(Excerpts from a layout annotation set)
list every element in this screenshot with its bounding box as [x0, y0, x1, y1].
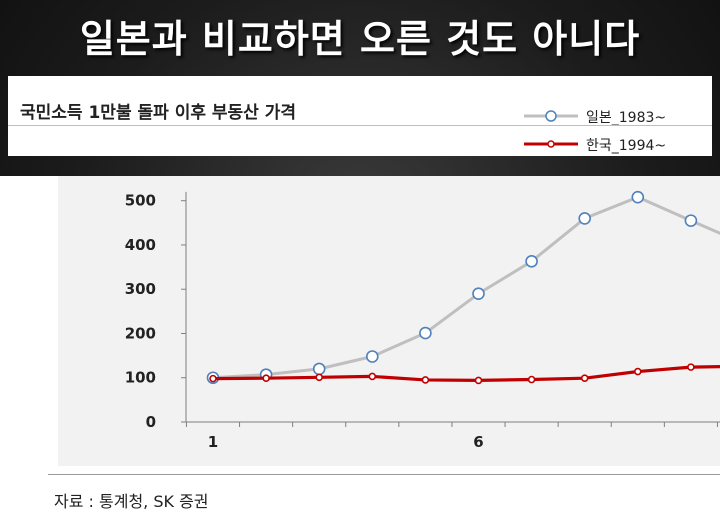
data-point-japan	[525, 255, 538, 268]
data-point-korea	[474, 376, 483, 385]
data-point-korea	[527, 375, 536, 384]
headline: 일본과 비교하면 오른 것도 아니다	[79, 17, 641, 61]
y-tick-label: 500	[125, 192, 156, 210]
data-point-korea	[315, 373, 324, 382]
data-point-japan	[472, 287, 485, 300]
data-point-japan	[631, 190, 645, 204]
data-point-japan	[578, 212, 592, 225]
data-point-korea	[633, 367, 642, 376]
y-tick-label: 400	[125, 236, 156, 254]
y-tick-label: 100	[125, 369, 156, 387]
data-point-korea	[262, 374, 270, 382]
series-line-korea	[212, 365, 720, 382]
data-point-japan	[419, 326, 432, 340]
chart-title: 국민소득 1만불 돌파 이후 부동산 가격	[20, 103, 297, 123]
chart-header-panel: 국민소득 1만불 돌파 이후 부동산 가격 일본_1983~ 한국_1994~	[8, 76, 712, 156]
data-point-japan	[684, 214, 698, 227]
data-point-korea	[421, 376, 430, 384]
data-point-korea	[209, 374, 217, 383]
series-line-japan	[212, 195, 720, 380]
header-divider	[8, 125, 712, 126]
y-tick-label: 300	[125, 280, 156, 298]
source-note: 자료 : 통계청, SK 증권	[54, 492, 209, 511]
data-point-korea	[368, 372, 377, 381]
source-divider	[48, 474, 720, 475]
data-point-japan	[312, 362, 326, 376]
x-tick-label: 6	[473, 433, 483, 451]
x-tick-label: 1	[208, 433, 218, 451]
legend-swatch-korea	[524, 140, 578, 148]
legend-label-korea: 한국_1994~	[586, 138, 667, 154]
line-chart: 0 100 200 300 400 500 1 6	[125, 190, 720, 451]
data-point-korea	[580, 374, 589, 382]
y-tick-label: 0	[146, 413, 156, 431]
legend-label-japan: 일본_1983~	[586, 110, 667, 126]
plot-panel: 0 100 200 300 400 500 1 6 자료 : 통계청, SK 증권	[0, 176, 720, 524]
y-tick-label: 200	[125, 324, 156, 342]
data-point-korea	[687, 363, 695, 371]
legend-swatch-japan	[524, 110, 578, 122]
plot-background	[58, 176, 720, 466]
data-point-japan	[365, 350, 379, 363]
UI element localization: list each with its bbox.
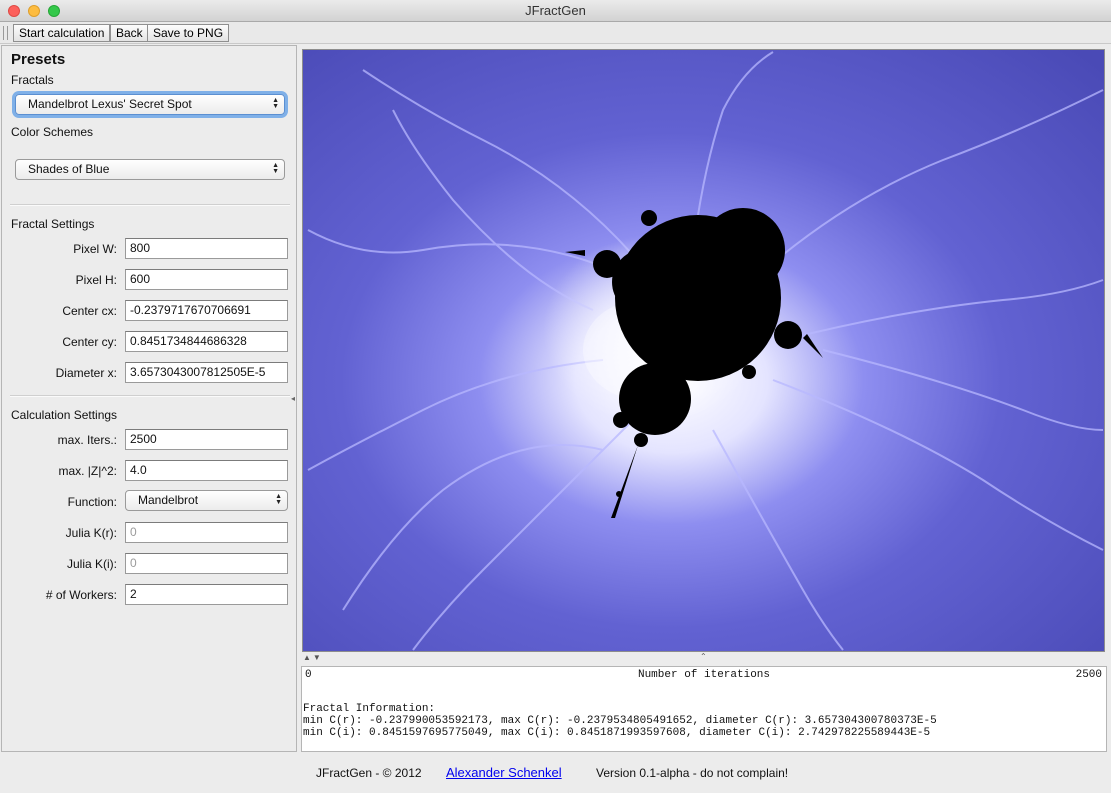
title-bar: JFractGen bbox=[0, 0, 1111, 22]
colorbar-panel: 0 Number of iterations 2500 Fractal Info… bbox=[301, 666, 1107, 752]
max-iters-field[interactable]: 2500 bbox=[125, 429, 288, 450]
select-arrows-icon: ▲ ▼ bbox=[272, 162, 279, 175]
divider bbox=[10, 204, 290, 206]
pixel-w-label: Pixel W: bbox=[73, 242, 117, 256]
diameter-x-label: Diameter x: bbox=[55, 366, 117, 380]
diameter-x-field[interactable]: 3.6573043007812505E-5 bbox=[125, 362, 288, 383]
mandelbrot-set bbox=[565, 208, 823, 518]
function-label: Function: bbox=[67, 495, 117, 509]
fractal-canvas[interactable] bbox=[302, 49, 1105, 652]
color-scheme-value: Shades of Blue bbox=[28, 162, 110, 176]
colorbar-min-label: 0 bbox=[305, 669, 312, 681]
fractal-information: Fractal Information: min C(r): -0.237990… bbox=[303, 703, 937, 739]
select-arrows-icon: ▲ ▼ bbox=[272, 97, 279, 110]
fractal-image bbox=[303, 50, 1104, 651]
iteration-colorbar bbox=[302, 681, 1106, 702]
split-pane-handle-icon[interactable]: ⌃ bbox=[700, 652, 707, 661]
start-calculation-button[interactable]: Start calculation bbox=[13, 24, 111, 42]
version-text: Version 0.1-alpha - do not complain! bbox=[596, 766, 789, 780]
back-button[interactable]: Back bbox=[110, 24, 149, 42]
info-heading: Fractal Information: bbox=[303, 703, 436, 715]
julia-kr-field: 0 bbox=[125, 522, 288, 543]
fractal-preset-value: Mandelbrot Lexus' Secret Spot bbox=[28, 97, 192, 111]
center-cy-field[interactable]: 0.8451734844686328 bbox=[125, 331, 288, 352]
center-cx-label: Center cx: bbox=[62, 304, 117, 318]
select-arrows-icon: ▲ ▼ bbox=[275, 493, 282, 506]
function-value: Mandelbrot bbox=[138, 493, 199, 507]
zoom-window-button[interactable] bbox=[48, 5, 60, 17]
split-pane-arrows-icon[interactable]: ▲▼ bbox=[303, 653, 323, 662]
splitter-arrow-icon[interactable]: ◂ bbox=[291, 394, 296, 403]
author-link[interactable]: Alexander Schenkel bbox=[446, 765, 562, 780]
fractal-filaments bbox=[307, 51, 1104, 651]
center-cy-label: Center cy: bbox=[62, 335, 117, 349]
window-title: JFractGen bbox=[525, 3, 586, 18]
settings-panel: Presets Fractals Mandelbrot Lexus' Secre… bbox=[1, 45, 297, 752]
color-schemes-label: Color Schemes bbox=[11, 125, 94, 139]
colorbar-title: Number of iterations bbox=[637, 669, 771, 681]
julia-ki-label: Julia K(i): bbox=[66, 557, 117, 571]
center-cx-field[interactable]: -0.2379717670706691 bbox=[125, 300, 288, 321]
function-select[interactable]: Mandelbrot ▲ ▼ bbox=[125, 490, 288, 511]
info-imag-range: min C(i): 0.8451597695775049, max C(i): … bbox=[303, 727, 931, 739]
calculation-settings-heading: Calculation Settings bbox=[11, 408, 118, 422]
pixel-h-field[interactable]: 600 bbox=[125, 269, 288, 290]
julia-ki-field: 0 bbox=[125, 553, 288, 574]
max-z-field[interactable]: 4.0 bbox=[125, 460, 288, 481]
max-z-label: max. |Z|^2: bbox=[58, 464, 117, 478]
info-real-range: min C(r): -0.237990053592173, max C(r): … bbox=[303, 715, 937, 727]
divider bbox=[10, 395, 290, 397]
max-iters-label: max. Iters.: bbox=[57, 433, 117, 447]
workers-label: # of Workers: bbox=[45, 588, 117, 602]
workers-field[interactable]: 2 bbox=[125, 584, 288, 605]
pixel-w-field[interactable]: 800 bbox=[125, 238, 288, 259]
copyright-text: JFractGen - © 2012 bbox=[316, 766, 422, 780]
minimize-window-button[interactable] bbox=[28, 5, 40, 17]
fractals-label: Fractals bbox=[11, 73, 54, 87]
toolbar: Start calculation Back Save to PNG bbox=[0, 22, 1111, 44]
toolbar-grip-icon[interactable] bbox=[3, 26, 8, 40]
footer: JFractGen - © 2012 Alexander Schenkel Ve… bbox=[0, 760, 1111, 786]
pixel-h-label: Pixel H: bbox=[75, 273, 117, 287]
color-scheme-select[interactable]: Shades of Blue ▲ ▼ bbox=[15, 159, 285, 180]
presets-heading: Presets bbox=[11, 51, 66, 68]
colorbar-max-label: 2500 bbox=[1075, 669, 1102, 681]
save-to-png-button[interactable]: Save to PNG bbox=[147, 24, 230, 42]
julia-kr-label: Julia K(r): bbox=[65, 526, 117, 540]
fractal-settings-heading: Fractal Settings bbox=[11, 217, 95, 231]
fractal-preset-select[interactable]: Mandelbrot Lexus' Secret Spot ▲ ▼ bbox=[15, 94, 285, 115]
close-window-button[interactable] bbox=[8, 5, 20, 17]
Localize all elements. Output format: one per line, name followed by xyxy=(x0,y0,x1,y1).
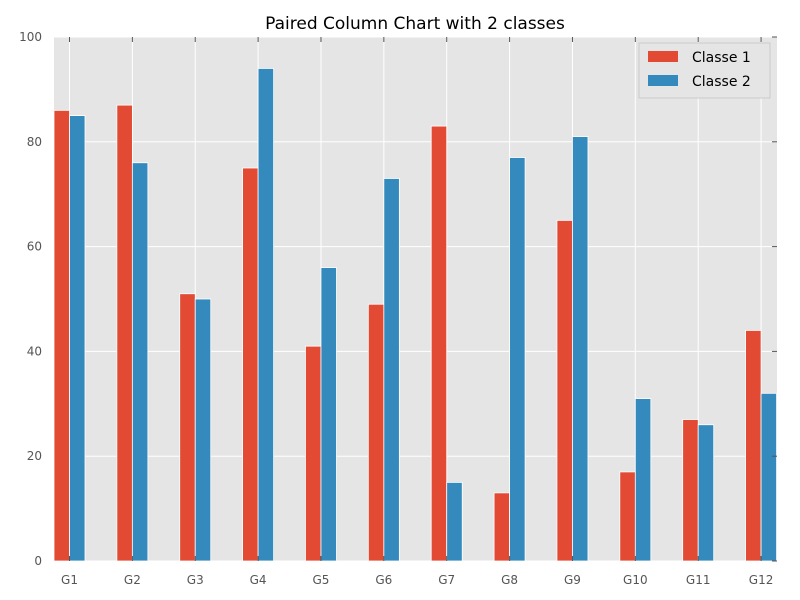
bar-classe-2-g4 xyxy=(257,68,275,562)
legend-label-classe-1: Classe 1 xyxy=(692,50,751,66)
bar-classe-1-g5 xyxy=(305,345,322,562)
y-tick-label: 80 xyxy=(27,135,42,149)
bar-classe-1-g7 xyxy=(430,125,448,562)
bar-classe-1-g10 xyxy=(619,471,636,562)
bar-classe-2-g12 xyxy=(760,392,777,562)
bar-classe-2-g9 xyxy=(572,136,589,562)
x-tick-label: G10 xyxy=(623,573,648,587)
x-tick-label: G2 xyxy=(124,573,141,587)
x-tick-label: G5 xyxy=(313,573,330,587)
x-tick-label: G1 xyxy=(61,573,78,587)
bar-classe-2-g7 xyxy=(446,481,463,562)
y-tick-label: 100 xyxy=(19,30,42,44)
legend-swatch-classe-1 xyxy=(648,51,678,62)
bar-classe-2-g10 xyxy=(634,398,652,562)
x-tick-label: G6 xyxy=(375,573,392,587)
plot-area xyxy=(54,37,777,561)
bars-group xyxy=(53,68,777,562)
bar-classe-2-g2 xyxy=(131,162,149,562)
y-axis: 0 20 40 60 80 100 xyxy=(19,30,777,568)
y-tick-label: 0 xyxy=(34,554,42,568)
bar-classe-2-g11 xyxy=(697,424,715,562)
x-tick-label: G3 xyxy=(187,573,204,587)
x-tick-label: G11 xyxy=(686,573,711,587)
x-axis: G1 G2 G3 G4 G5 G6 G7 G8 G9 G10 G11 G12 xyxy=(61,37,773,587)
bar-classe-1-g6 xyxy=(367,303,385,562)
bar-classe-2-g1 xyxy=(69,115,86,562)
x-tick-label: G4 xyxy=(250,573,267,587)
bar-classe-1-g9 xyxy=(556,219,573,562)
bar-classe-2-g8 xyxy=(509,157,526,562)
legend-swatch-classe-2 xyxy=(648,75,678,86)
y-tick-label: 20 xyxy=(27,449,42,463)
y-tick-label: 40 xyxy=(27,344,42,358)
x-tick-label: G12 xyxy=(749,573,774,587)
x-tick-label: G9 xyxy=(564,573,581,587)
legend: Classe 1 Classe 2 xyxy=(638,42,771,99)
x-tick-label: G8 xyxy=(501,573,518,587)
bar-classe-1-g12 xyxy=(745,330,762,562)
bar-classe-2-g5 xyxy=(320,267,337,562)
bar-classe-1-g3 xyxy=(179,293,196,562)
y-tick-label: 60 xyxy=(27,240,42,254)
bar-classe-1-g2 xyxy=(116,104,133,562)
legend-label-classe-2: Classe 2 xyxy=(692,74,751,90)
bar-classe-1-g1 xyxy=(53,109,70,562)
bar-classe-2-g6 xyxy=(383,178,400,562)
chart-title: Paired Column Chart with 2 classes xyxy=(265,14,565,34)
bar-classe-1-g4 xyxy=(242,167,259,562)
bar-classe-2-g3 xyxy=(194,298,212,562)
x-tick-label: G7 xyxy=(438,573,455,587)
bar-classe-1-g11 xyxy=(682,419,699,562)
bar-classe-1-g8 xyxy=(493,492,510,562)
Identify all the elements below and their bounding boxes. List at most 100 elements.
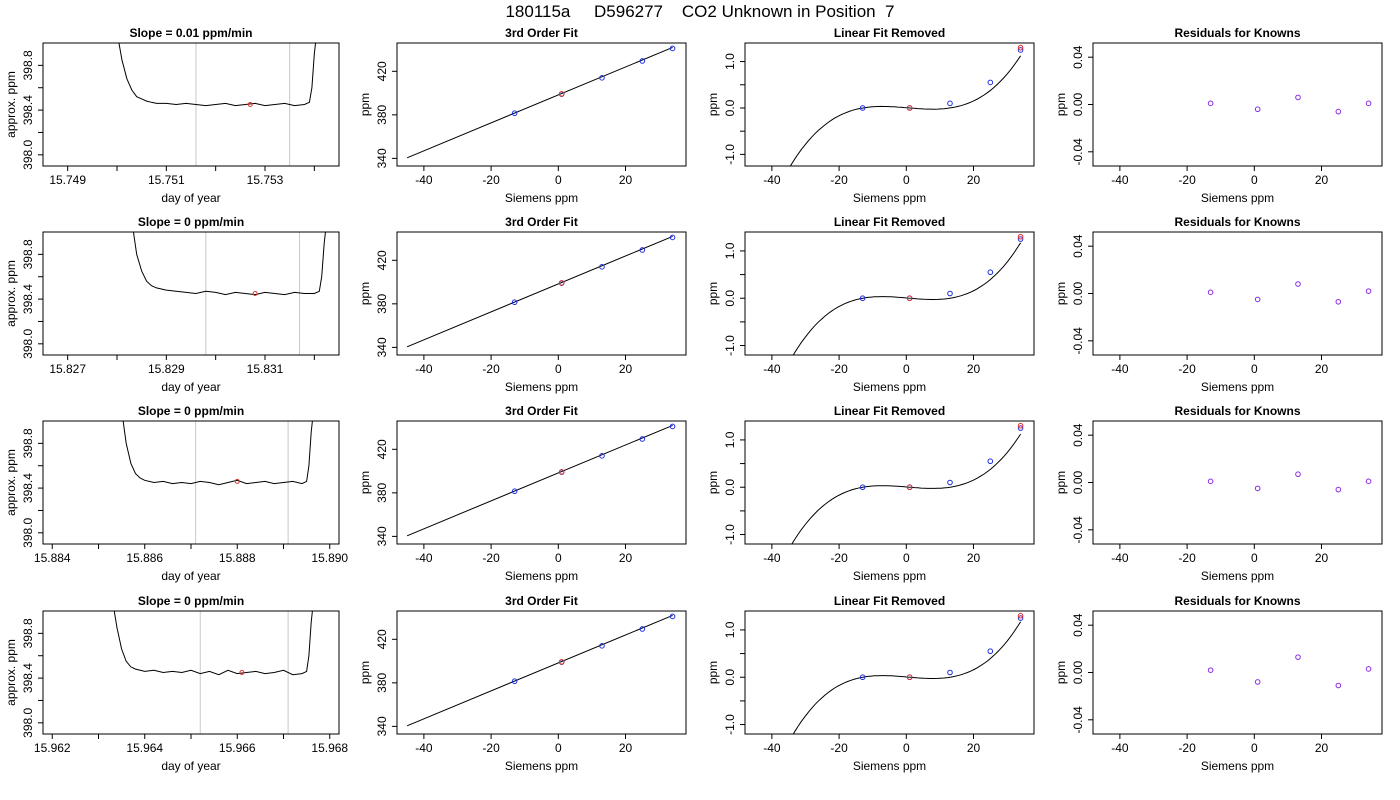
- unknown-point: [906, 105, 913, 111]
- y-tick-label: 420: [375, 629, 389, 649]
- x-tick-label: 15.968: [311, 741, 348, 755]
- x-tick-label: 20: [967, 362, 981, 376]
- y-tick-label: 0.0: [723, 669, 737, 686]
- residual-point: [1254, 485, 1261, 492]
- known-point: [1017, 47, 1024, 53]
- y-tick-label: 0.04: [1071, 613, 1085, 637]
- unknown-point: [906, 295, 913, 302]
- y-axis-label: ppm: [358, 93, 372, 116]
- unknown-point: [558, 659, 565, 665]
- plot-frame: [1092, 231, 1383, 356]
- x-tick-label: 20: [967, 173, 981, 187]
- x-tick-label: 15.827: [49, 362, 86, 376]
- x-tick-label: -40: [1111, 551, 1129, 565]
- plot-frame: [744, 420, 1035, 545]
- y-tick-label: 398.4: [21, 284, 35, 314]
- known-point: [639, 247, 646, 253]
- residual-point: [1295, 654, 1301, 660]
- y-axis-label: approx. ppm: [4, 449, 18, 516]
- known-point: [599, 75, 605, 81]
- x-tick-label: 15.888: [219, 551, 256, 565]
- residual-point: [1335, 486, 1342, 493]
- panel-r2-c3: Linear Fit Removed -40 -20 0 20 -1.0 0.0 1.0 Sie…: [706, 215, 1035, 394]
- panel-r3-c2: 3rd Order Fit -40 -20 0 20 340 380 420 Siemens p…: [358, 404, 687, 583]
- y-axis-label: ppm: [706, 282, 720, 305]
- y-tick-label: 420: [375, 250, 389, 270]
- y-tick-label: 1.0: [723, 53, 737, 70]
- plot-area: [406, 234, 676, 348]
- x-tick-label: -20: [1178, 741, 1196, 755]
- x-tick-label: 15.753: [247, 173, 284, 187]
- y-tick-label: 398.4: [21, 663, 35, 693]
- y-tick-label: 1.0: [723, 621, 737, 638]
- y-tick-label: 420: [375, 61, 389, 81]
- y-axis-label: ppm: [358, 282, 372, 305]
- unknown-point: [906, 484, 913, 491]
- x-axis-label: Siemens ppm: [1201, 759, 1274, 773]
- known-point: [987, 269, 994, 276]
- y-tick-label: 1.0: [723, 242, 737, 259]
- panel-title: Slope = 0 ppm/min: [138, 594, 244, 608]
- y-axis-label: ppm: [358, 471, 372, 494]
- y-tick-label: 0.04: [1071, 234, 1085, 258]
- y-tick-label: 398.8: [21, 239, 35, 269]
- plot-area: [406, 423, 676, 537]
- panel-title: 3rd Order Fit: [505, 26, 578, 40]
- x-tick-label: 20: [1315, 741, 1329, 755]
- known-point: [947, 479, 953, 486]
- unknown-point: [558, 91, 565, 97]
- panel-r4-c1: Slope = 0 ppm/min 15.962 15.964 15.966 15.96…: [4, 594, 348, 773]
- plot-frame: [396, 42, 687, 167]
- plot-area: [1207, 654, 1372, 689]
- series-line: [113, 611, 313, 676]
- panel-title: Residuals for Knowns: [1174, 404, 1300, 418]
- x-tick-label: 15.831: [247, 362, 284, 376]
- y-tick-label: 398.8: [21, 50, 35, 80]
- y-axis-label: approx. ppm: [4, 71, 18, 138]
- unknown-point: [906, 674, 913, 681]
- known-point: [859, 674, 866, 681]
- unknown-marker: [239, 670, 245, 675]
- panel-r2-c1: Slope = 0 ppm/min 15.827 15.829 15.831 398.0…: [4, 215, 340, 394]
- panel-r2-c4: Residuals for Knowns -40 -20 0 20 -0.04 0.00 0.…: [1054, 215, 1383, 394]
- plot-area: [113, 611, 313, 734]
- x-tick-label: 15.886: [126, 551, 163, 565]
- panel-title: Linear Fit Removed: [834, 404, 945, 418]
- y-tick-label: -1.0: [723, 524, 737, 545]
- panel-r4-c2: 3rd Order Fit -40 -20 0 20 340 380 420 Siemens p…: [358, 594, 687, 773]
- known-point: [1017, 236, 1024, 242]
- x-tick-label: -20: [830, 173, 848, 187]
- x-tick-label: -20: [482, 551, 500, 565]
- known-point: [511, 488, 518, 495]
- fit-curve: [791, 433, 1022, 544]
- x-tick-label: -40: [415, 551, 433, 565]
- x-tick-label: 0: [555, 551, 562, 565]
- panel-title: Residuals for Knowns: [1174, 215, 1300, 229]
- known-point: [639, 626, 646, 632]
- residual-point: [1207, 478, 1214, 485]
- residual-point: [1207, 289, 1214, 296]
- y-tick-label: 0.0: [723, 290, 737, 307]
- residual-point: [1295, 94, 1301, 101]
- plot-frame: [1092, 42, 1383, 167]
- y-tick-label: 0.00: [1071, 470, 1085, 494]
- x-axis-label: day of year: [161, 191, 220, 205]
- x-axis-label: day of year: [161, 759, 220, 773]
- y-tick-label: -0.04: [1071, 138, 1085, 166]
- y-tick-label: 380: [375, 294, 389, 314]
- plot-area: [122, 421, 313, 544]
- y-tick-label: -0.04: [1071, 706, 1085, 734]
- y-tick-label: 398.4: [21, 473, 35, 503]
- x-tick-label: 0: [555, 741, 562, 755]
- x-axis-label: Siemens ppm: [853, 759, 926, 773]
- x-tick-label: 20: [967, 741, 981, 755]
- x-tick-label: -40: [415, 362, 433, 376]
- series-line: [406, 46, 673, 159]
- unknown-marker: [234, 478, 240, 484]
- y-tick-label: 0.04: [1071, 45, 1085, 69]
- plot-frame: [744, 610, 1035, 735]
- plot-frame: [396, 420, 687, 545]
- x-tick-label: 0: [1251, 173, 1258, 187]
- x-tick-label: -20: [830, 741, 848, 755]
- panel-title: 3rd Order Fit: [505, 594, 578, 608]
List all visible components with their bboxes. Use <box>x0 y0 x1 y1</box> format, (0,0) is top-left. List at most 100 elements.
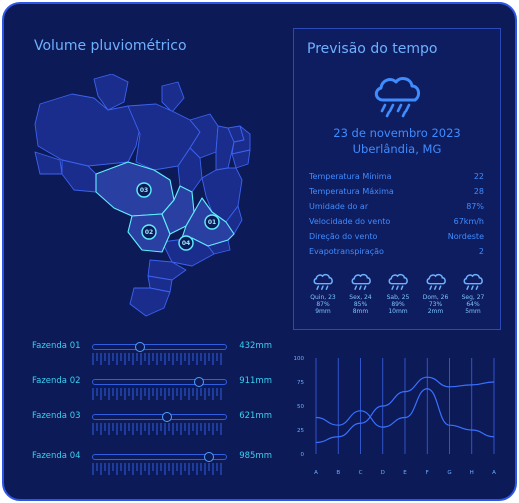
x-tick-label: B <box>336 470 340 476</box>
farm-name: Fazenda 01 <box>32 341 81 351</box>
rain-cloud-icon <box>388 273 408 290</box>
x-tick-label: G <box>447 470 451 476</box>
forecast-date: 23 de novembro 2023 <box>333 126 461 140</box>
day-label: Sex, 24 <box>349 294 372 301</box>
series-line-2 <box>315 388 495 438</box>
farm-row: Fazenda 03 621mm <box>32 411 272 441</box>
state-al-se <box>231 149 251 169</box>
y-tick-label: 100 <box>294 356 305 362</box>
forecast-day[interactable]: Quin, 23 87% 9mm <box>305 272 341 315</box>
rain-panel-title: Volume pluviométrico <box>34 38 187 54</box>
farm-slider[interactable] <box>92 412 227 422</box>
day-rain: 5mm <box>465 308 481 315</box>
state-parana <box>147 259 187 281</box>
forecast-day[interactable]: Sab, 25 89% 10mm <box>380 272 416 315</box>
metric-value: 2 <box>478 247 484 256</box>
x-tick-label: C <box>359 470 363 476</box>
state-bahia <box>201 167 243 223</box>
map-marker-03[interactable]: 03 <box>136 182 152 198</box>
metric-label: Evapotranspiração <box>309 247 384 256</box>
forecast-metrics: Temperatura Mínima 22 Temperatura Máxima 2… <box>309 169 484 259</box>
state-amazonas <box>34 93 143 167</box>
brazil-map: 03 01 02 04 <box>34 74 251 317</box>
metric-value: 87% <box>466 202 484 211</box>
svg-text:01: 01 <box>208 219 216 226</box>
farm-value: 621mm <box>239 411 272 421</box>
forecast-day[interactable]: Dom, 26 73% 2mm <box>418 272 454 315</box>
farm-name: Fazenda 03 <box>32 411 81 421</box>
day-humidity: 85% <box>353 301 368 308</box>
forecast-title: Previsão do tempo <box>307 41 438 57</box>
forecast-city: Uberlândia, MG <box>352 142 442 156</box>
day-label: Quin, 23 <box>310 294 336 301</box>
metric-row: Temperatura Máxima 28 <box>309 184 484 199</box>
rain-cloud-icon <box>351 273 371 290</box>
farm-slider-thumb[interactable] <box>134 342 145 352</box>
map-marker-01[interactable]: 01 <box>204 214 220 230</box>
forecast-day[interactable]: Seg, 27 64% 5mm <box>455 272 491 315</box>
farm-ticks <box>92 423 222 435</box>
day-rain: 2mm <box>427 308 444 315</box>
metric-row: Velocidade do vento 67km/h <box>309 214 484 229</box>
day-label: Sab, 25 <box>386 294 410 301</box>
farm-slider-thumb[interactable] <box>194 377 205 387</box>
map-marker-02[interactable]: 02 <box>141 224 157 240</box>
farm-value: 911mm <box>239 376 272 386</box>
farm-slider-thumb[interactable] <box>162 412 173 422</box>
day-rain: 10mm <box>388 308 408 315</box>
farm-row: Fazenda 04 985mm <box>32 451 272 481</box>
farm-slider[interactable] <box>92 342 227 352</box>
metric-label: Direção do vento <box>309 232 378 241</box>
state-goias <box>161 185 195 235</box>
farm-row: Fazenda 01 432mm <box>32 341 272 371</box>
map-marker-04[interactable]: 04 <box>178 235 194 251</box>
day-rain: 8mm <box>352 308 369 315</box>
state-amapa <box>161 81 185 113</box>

» Work instructions
Return the lines of the listing above, unchanged, from the line with "x-tick-label: B <box>336 470 340 476</box>" to the line with "day-label: Quin, 23", including both of those lines.

» Complete output
x-tick-label: B <box>336 470 340 476</box>
farm-name: Fazenda 01 <box>32 341 81 351</box>
rain-cloud-icon <box>388 273 408 290</box>
x-tick-label: G <box>447 470 451 476</box>
forecast-date: 23 de novembro 2023 <box>333 126 461 140</box>
day-label: Sex, 24 <box>349 294 372 301</box>
series-line-2 <box>315 388 495 438</box>
farm-row: Fazenda 03 621mm <box>32 411 272 441</box>
state-al-se <box>231 149 251 169</box>
y-tick-label: 100 <box>294 356 305 362</box>
forecast-day[interactable]: Quin, 23 87% 9mm <box>305 272 341 315</box>
rain-panel-title: Volume pluviométrico <box>34 38 187 54</box>
farm-slider[interactable] <box>92 412 227 422</box>
day-rain: 5mm <box>465 308 481 315</box>
state-parana <box>147 259 187 281</box>
forecast-day[interactable]: Sab, 25 89% 10mm <box>380 272 416 315</box>
metric-value: 2 <box>478 247 484 256</box>
x-tick-label: C <box>359 470 363 476</box>
state-bahia <box>201 167 243 223</box>
map-marker-03[interactable]: 03 <box>136 182 152 198</box>
metric-label: Evapotranspiração <box>309 247 384 256</box>
forecast-metrics: Temperatura Mínima 22 Temperatura Máxima 2… <box>309 169 484 259</box>
state-amazonas <box>34 93 143 167</box>
brazil-map: 03 01 02 04 <box>34 74 251 317</box>
metric-value: 87% <box>466 202 484 211</box>
svg-text:01: 01 <box>208 219 216 226</box>
farm-value: 621mm <box>239 411 272 421</box>
forecast-day[interactable]: Dom, 26 73% 2mm <box>418 272 454 315</box>
farm-name: Fazenda 03 <box>32 411 81 421</box>
day-humidity: 85% <box>353 301 368 308</box>
forecast-title: Previsão do tempo <box>307 41 438 57</box>
forecast-city: Uberlândia, MG <box>352 142 442 156</box>
day-label: Quin, 23 <box>310 294 336 301</box>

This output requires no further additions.